Leave every picture out and write out the records below exactly.

=== RECORDS TO PROCESS ===

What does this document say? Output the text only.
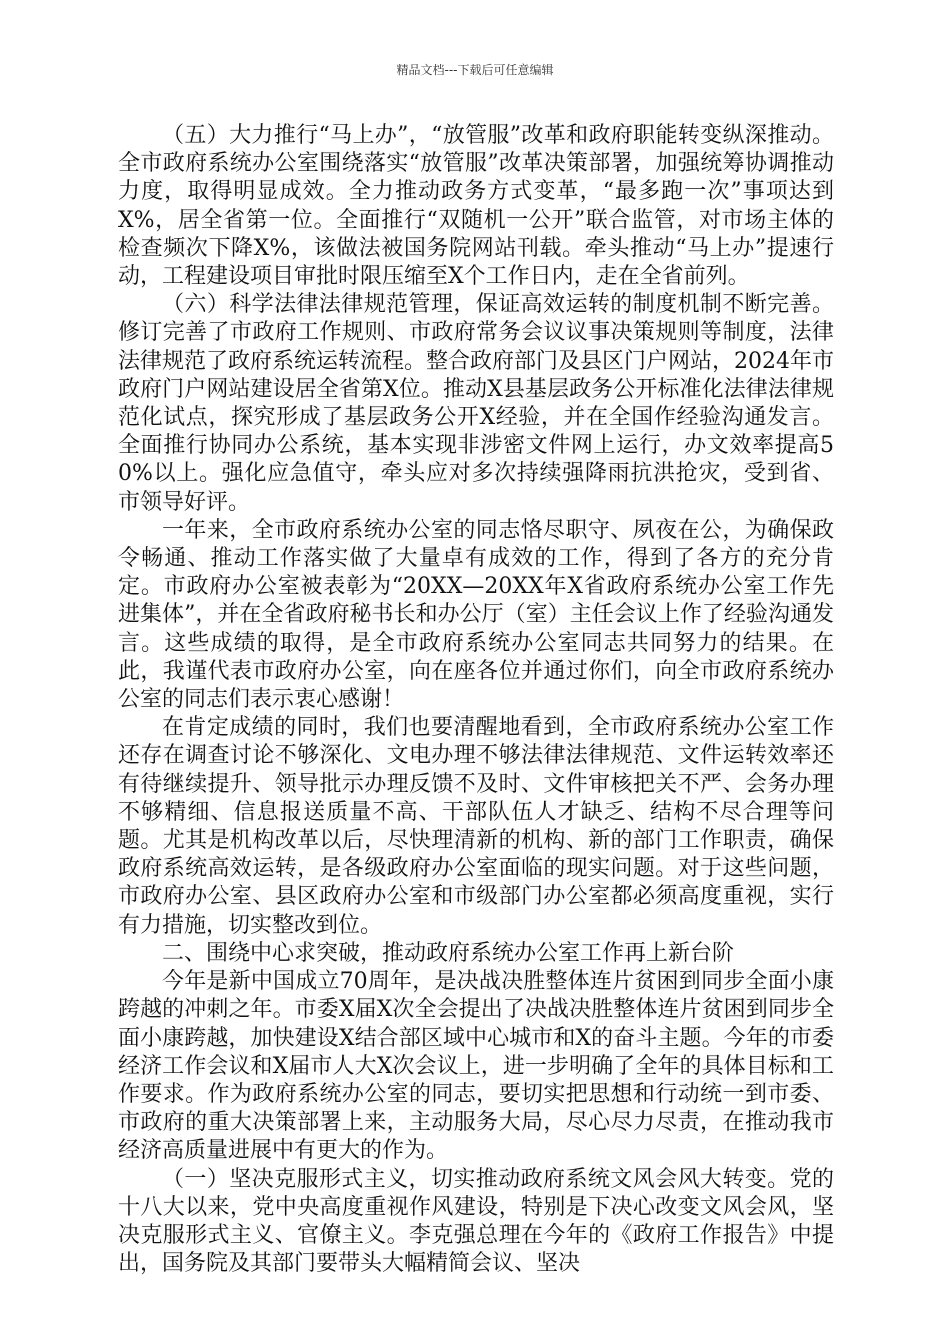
精品文档---下载后可任意编辑

（五）大力推行“马上办”，“放管服”改革和政府职能转变纵深推动。全市政府系统办公室围绕落实“放管服”改革决策部署，加强统筹协调推动力度，取得明显成效。全力推动政务方式变革，“最多跑一次”事项达到X%，居全省第一位。全面推行“双随机一公开”联合监管，对市场主体的检查频次下降X%，该做法被国务院网站刊载。牵头推动“马上办”提速行动，工程建设项目审批时限压缩至X个工作日内，走在全省前列。

（六）科学法律法律规范管理，保证高效运转的制度机制不断完善。修订完善了市政府工作规则、市政府常务会议议事决策规则等制度，法律法律规范了政府系统运转流程。整合政府部门及县区门户网站，2024年市政府门户网站建设居全省第X位。推动X县基层政务公开标准化法律法律规范化试点，探究形成了基层政务公开X经验，并在全国作经验沟通发言。全面推行协同办公系统，基本实现非涉密文件网上运行，办文效率提高50%以上。强化应急值守，牵头应对多次持续强降雨抗洪抢灾，受到省、市领导好评。

一年来，全市政府系统办公室的同志恪尽职守、夙夜在公，为确保政令畅通、推动工作落实做了大量卓有成效的工作，得到了各方的充分肯定。市政府办公室被表彰为“20XX—20XX年X省政府系统办公室工作先进集体”，并在全省政府秘书长和办公厅（室）主任会议上作了经验沟通发言。这些成绩的取得，是全市政府系统办公室同志共同努力的结果。在此，我谨代表市政府办公室，向在座各位并通过你们，向全市政府系统办公室的同志们表示衷心感谢！

在肯定成绩的同时，我们也要清醒地看到，全市政府系统办公室工作还存在调查讨论不够深化、文电办理不够法律法律规范、文件运转效率还有待继续提升、领导批示办理反馈不及时、文件审核把关不严、会务办理不够精细、信息报送质量不高、干部队伍人才缺乏、结构不尽合理等问题。尤其是机构改革以后，尽快理清新的机构、新的部门工作职责，确保政府系统高效运转，是各级政府办公室面临的现实问题。对于这些问题，市政府办公室、县区政府办公室和市级部门办公室都必须高度重视，实行有力措施，切实整改到位。

二、围绕中心求突破，推动政府系统办公室工作再上新台阶

今年是新中国成立70周年，是决战决胜整体连片贫困到同步全面小康跨越的冲刺之年。市委X届X次全会提出了决战决胜整体连片贫困到同步全面小康跨越，加快建设X结合部区域中心城市和X的奋斗主题。今年的市委经济工作会议和X届市人大X次会议上，进一步明确了全年的具体目标和工作要求。作为政府系统办公室的同志，要切实把思想和行动统一到市委、市政府的重大决策部署上来，主动服务大局，尽心尽力尽责，在推动我市经济高质量进展中有更大的作为。

（一）坚决克服形式主义，切实推动政府系统文风会风大转变。党的十八大以来，党中央高度重视作风建设，特别是下决心改变文风会风，坚决克服形式主义、官僚主义。李克强总理在今年的《政府工作报告》中提出，国务院及其部门要带头大幅精简会议、坚决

===

__TASK OUTPUT__.
What does this document say? Output the text only.
精品文档---下载后可任意编辑

（五）大力推行“马上办”，“放管服”改革和政府职能转变纵深推动。全市政府系统办公室围绕落实“放管服”改革决策部署，加强统筹协调推动力度，取得明显成效。全力推动政务方式变革，“最多跑一次”事项达到X%，居全省第一位。全面推行“双随机一公开”联合监管，对市场主体的检查频次下降X%，该做法被国务院网站刊载。牵头推动“马上办”提速行动，工程建设项目审批时限压缩至X个工作日内，走在全省前列。

（六）科学法律法律规范管理，保证高效运转的制度机制不断完善。修订完善了市政府工作规则、市政府常务会议议事决策规则等制度，法律法律规范了政府系统运转流程。整合政府部门及县区门户网站，2024年市政府门户网站建设居全省第X位。推动X县基层政务公开标准化法律法律规范化试点，探究形成了基层政务公开X经验，并在全国作经验沟通发言。全面推行协同办公系统，基本实现非涉密文件网上运行，办文效率提高50%以上。强化应急值守，牵头应对多次持续强降雨抗洪抢灾，受到省、市领导好评。

一年来，全市政府系统办公室的同志恪尽职守、夙夜在公，为确保政令畅通、推动工作落实做了大量卓有成效的工作，得到了各方的充分肯定。市政府办公室被表彰为“20XX—20XX年X省政府系统办公室工作先进集体”，并在全省政府秘书长和办公厅（室）主任会议上作了经验沟通发言。这些成绩的取得，是全市政府系统办公室同志共同努力的结果。在此，我谨代表市政府办公室，向在座各位并通过你们，向全市政府系统办公室的同志们表示衷心感谢！

在肯定成绩的同时，我们也要清醒地看到，全市政府系统办公室工作还存在调查讨论不够深化、文电办理不够法律法律规范、文件运转效率还有待继续提升、领导批示办理反馈不及时、文件审核把关不严、会务办理不够精细、信息报送质量不高、干部队伍人才缺乏、结构不尽合理等问题。尤其是机构改革以后，尽快理清新的机构、新的部门工作职责，确保政府系统高效运转，是各级政府办公室面临的现实问题。对于这些问题，市政府办公室、县区政府办公室和市级部门办公室都必须高度重视，实行有力措施，切实整改到位。

二、围绕中心求突破，推动政府系统办公室工作再上新台阶

今年是新中国成立70周年，是决战决胜整体连片贫困到同步全面小康跨越的冲刺之年。市委X届X次全会提出了决战决胜整体连片贫困到同步全面小康跨越，加快建设X结合部区域中心城市和X的奋斗主题。今年的市委经济工作会议和X届市人大X次会议上，进一步明确了全年的具体目标和工作要求。作为政府系统办公室的同志，要切实把思想和行动统一到市委、市政府的重大决策部署上来，主动服务大局，尽心尽力尽责，在推动我市经济高质量进展中有更大的作为。

（一）坚决克服形式主义，切实推动政府系统文风会风大转变。党的十八大以来，党中央高度重视作风建设，特别是下决心改变文风会风，坚决克服形式主义、官僚主义。李克强总理在今年的《政府工作报告》中提出，国务院及其部门要带头大幅精简会议、坚决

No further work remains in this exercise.